Supplied passage:
Final Hours to Register for this NISO Webinar:
Engineering Access Under the Hood, Part Two: Enhancing & Harmonizing Metadata for Discovery & Use
Date and Time: Wednesday, November 15, 2017, 1:00 p.m. - 2:30 p.m. (Eastern Time)
To learn more about both segments of this two-part webinar, visit the NISO event page.
Paying by credit card? Register online for Part 2. Registration closes at noon (Eastern) on Wednesday, November 15.
Who is speaking in the November 15 segment? What will they be addressing?
Eliminating Conflicts in Ebook Metadata
Patricia Payton, Senior Manager, Provider Relations,
Proquest/Bowker
Harmonizing and enhancing ebook and print metadata is a focus for many publishers, yet there is still work to be done and variations may occur, including sales rights, publication dates, and pricing. Learn to avoid ebook metadata pitfalls by understanding how recipients read and interpret your data. Also learn how NISO is bringing publishers and librarians together to set best practices for key ebook metadata points.
Conglomerating and Collocating Collections without
Convoluted Concoction
Scott Anderson, Associate Professor & Information Systems
Librarian, Millersville University
Scott Anderson will discuss how Millersville University is working with several vendor partners (Atlas Systems, EBSCO, TIND) to inject local and special collections content into its discovery service and expose those collections to the open web via linked data. The idea is to use as much of the same workflow as possible to harvest from finding aids, repositories, and local catalog(s) into MARC-defined elements. These will be transformed into linked data for the open web and associated applications, ingest into other local services, and perhaps collocated with identified subscription products.
Manipulating Metadata to Enhance Access
Marilyn White, E-Resource Librarian, Briget Wynne, Reference
and Interlibrary Loan Librarian, and Katelynd
Bucher, Metadata Librarian, Research Library Group, National
Institute of Standards & Technology (NIST)

The exercise: Rewrite the webinar announcement between "To learn more" and "Wednesday, November 15.", inclusive, swapping "credit card" for "debit card". Work only from the webinar announcement above.

Data lines:

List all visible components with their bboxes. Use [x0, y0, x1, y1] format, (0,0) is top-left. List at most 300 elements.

Solution to this problem:
To learn more about both segments of this two-part webinar, visit the NISO event page.
Paying by debit card? Register online for Part 2. Registration closes at noon (Eastern) on Wednesday, November 15.